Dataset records
__________________________________________________

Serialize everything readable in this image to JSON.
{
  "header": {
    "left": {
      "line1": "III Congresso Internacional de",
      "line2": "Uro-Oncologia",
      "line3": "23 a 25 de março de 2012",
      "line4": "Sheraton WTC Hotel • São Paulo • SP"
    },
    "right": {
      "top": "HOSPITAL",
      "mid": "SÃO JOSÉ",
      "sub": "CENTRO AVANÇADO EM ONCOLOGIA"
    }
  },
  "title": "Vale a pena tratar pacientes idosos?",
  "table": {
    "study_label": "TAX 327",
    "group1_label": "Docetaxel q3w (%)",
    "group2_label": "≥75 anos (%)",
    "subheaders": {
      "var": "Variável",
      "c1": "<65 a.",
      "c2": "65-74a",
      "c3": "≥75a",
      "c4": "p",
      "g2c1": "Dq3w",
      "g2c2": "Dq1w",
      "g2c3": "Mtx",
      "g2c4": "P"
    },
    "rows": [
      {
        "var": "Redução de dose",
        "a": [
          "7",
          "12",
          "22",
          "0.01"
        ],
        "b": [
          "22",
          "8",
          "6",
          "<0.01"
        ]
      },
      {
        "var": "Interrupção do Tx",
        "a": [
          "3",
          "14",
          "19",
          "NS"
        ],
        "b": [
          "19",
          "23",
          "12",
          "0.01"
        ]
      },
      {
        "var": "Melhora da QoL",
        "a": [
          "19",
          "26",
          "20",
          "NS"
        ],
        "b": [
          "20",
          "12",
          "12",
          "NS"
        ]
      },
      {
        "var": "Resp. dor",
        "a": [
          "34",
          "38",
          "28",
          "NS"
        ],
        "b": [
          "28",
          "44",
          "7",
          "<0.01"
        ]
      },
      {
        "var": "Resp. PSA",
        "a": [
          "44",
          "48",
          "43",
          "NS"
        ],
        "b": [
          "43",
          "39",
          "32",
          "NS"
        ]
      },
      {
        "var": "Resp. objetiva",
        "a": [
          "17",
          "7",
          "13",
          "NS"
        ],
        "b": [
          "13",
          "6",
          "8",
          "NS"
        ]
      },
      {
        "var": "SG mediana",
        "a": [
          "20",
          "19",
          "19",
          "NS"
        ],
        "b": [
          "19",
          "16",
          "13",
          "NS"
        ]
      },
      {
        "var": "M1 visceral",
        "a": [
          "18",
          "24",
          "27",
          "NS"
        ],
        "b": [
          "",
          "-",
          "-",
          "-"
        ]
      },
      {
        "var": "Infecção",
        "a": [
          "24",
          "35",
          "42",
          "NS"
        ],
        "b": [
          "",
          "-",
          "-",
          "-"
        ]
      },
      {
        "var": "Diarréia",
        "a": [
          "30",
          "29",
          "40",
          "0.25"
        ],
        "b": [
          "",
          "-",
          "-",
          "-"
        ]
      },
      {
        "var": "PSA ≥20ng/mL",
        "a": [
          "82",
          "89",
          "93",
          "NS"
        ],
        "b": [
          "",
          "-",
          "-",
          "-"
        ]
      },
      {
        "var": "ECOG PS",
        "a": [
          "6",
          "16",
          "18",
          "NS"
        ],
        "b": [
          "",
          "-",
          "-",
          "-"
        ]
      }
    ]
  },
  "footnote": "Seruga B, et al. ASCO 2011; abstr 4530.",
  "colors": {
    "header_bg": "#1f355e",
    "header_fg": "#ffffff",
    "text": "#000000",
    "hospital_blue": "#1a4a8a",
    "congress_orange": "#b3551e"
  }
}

__________________________________________________

## Brief:
Gather each line from the listing above that holds "Resp".

## Exercise solution:
        "var": "Resp. dor",
        "var": "Resp. PSA",
        "var": "Resp. objetiva",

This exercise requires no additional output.